:: Tâche 1 ::
D'après le texte fourni, qui est le porte-parole du CGPR ?
:: Tâche 2 ::
Recopiez le passage du texte fourni qui commence aux mots « Le comité général des prisons refuse » et s'arrête après les mots « santé publique spécialisés. ».

:: Texte fourni ::
● ● ● ●

Prisons : le CGPR dément toute détérioration générale de l’état de santé des détenus
Le Comité Général des Prisons et de la Rééducation (CGPR) a démenti les informations circulant concernant la détérioration générale de l’état de santé des détenus, ainsi que des cas de négligence ou de manque de soins médicaux au sein des établissements pénitentiaires.
Dans une déclaration à l’agence TAP, samedi, le porte-parole du CGPR, Hatem Akrout a fait savoir que le comité affirme que l’état de santé des personnes concernées est suivi conformément aux procédures médicales établies. Il a démenti les récentes informations relatives à l’état de santé de plusieurs détenus et les descriptions qui les accompagnent, lesquelles, selon lui, induisent l’opinion publique en erreur et présentent une image déformée de la réalité.
Le comité général des prisons refuse l’instrumentalisation de l’état de santé des détenus, qui relève par nature d’une évaluation médicale spécialisée en particulier lorsqu’il s’agit de personnes en détention provisoire, a réaffirmé la même source en rappelant que l’État garantit à ces personnes leur droit aux soins et aux traitements médicaux, au même titre que tous les autres détenus.
Le porte-parole du CGPR a souligné que la prise en charge médicale dans les institutions pénitentiaires n’est pas une simple mesure occasionnelle mais un système général incluant la consultation, le suivi ainsi que le traitement et les analyses nécessaires en plus de l’accompagnement des cas qui nécessitent un transfert vers des établissements de santé publique spécialisés.
Il a ajouté que les décisions médicales ne sont pas fondées sur des considérations administratives ou disciplinaires, elles se basent sur le diagnostic d’un personnel médical qualifié.
A noter que le nombre de consultations médicales de jour pour les détenus dans les hôpitaux publics a atteint 19 537 consultations fin juin 2026, tandis que le nombre de consultations nocturnes s’élève à 1 236 consultations.
La même source a souligné que le comité des prisons n’hésitera pas à engager des poursuites judiciaires contre toute personne diffusant délibérément de fausses informations susceptibles de nuire à la réputation du système pénitentiaire ou de semer la discorde, notamment en ce qui concerne des situations de santé qui ne doivent pas être exploitées ni manipulées.

● ● ● ●

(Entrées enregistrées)
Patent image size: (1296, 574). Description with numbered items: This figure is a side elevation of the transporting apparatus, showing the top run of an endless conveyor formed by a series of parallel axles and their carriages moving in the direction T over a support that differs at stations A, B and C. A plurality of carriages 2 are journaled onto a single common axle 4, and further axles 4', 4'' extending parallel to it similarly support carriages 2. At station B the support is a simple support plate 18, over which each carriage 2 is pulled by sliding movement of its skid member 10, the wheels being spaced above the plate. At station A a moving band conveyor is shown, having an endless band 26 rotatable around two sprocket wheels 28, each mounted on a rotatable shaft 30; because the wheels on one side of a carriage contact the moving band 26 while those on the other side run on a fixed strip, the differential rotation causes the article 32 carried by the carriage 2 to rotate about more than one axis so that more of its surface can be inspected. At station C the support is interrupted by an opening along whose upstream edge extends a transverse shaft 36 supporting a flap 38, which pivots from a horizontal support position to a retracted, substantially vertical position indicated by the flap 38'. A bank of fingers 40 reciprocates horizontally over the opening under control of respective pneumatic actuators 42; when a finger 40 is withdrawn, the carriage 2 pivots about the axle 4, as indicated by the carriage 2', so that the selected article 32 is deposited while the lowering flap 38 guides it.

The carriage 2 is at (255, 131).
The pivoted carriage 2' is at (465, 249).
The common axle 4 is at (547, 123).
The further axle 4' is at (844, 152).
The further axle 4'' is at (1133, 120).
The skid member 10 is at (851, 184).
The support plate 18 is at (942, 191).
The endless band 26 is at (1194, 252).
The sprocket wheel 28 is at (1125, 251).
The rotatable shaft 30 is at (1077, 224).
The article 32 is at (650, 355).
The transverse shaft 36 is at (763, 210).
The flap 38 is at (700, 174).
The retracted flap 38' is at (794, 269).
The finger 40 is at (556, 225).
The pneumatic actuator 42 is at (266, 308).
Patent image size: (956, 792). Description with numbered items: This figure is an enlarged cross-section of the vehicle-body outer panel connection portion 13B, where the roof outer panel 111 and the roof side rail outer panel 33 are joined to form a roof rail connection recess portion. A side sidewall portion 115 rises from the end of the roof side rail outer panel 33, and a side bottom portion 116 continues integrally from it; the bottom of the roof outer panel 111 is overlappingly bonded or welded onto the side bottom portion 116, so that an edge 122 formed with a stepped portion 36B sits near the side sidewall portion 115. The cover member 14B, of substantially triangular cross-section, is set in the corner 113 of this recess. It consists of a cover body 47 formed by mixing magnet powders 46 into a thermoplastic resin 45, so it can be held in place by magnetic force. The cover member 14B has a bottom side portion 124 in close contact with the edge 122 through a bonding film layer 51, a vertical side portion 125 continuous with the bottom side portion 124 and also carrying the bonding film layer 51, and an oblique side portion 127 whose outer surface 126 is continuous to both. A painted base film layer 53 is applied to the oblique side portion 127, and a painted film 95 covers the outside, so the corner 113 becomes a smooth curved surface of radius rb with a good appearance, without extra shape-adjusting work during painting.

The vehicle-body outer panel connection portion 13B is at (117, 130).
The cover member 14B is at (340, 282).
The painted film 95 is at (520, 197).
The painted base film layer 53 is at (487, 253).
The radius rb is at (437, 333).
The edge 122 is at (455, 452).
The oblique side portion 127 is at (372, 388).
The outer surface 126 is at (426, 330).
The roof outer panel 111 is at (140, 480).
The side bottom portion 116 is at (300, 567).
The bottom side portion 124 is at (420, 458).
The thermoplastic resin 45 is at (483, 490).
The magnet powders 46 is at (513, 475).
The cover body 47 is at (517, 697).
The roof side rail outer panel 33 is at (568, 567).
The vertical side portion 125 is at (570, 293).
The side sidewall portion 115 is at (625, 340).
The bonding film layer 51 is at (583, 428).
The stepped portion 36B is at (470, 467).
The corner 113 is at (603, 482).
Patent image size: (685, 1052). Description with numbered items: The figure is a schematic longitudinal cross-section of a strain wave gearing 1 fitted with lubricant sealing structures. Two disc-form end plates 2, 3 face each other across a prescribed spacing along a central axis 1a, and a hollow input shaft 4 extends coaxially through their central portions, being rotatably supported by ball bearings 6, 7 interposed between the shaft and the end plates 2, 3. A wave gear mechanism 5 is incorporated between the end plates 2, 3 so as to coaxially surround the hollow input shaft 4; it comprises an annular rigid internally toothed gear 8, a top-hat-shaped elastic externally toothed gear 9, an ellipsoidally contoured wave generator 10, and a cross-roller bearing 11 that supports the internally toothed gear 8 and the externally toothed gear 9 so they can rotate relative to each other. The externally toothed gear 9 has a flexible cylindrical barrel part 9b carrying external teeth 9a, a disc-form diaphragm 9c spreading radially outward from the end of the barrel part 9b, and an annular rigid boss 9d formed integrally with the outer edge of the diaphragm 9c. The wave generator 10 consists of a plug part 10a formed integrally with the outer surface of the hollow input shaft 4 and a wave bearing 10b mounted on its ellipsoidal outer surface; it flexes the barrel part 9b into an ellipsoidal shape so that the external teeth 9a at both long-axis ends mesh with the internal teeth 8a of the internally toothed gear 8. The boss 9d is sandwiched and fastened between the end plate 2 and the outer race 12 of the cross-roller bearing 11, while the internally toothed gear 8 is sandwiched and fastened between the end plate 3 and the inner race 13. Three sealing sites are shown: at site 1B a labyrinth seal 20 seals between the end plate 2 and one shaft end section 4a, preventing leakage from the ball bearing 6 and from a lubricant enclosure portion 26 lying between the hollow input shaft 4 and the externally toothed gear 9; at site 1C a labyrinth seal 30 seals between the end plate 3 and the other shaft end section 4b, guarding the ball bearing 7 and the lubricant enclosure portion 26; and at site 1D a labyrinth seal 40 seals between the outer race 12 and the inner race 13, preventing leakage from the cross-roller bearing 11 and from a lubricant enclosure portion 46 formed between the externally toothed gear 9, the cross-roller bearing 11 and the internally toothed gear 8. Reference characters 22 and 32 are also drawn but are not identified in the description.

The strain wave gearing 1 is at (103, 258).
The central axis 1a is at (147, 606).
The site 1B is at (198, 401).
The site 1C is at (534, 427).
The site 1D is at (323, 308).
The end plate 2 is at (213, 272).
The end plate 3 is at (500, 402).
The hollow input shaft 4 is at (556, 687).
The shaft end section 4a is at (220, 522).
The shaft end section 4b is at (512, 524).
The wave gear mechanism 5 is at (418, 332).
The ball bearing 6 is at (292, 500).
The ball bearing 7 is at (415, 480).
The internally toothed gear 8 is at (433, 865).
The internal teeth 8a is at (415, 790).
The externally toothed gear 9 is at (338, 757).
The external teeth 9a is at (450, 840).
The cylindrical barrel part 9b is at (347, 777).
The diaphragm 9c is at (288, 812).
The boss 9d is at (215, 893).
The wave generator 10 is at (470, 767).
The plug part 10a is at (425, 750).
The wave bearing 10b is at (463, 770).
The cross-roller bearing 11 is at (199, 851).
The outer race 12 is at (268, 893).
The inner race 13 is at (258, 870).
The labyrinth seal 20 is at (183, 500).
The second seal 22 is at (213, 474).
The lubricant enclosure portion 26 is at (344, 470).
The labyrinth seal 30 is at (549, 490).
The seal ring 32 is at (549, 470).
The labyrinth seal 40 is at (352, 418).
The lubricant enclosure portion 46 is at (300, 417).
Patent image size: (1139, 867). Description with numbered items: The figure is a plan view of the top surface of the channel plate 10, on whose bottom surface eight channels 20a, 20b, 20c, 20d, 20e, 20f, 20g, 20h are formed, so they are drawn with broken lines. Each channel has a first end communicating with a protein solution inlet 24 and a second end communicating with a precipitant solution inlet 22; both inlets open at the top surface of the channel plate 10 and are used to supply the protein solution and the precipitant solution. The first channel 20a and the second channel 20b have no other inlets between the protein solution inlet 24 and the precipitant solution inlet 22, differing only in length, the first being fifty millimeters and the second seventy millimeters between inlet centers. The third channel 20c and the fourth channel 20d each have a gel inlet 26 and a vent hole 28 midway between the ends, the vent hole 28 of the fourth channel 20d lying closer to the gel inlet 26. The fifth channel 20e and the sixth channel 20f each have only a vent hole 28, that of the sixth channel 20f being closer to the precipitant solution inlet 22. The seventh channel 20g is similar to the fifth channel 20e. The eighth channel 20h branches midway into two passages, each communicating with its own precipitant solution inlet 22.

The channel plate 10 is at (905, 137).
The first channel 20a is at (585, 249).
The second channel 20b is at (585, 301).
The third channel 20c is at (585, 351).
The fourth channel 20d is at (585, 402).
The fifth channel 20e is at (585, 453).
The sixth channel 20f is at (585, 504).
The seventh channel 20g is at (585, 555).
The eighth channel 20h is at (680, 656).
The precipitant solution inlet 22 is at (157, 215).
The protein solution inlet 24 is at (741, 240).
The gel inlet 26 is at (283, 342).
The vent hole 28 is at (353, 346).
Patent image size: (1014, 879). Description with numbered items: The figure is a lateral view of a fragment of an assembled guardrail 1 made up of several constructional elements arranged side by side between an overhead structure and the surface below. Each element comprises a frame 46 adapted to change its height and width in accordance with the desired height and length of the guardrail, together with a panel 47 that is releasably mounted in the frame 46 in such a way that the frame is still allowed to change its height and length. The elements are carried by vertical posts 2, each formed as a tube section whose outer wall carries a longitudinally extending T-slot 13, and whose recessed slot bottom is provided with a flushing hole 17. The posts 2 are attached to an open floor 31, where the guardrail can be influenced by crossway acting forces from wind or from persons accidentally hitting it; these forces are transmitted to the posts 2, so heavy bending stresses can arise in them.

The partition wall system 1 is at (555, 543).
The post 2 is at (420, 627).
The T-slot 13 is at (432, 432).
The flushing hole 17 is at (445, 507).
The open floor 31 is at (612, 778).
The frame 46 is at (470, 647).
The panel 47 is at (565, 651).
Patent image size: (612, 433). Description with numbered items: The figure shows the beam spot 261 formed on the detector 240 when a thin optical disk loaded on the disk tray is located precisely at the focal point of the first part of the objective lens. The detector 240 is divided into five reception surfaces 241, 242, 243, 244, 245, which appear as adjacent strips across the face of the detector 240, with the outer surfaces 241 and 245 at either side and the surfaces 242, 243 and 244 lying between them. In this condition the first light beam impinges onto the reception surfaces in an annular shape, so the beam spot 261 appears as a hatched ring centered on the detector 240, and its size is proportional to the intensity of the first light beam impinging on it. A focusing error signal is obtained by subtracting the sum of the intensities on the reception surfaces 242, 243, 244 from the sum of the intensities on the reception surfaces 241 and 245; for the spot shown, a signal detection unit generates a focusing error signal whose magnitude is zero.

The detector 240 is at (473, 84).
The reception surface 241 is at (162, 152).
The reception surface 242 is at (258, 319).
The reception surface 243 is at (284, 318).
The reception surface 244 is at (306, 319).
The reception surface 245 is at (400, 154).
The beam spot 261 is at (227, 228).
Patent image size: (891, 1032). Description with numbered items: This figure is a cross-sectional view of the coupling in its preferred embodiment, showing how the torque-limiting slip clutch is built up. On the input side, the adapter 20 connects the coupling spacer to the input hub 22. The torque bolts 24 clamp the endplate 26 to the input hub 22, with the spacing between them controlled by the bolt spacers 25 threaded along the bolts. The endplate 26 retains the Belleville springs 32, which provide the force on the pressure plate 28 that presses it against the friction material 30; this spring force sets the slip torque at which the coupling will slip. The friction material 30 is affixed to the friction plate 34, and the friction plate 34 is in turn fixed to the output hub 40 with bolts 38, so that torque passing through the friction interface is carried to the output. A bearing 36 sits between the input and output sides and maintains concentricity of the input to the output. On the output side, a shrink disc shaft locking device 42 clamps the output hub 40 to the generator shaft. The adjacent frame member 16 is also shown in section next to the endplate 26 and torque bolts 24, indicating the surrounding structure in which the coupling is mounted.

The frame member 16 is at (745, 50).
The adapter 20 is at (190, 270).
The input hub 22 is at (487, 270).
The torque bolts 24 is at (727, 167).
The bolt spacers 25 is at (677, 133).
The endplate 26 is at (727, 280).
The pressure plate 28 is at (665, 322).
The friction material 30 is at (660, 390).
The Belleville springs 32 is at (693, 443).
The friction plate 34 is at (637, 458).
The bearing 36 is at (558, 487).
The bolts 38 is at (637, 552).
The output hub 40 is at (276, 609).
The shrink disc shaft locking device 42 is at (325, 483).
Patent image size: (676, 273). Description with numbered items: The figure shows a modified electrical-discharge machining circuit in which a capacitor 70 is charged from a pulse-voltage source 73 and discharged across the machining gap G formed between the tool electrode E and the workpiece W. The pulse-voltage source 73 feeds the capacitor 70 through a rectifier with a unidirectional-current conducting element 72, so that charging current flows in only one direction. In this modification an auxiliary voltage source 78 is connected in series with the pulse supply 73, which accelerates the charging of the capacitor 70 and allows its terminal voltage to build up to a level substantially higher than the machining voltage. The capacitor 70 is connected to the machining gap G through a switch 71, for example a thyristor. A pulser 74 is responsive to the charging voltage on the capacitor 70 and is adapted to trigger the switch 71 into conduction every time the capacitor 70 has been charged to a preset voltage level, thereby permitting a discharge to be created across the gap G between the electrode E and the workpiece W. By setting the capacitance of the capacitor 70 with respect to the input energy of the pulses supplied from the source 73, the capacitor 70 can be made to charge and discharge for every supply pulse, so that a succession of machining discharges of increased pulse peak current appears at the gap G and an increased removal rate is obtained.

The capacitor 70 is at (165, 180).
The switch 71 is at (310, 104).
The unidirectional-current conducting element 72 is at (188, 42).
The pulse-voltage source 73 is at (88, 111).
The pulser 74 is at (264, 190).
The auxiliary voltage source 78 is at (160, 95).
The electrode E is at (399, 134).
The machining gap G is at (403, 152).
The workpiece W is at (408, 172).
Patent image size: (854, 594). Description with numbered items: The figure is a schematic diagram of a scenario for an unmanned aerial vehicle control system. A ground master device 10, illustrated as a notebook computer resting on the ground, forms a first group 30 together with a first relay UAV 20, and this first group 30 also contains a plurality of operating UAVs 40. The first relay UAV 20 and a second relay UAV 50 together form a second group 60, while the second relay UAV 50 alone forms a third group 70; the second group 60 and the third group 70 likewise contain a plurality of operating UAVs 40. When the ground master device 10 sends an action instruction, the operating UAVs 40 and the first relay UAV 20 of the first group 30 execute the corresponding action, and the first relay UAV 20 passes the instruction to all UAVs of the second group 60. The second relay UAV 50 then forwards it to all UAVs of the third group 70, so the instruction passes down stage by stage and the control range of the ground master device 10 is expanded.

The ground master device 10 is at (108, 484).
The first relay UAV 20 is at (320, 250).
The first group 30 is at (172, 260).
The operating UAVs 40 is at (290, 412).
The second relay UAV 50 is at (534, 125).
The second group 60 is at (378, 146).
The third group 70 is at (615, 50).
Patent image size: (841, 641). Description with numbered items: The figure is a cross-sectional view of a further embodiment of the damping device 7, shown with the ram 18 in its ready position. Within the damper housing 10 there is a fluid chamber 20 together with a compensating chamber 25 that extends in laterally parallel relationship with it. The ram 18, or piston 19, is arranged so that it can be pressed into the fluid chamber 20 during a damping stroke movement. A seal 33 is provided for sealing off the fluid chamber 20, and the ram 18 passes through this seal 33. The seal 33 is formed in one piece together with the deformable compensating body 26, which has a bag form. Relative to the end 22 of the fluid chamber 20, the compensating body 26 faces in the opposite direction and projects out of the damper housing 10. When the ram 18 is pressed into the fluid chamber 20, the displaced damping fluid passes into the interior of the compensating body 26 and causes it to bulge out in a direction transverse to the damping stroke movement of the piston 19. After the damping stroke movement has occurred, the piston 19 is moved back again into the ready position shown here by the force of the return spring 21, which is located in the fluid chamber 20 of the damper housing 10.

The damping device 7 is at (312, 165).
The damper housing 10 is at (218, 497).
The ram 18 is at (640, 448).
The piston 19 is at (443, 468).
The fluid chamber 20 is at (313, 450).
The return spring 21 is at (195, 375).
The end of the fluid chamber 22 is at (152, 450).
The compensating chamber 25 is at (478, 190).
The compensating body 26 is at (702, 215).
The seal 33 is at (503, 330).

● ● ● ●

:: Réponse rédigée 1 ::
Hatem Akrout

:: Réponse rédigée 2 ::
Le comité général des prisons refuse l’instrumentalisation de l’état de santé des détenus, qui relève par nature d’une évaluation médicale spécialisée en particulier lorsqu’il s’agit de personnes en détention provisoire, a réaffirmé la même source en rappelant que l’État garantit à ces personnes leur droit aux soins et aux traitements médicaux, au même titre que tous les autres détenus.
Le porte-parole du CGPR a souligné que la prise en charge médicale dans les institutions pénitentiaires n’est pas une simple mesure occasionnelle mais un système général incluant la consultation, le suivi ainsi que le traitement et les analyses nécessaires en plus de l’accompagnement des cas qui nécessitent un transfert vers des établissements de santé publique spécialisés.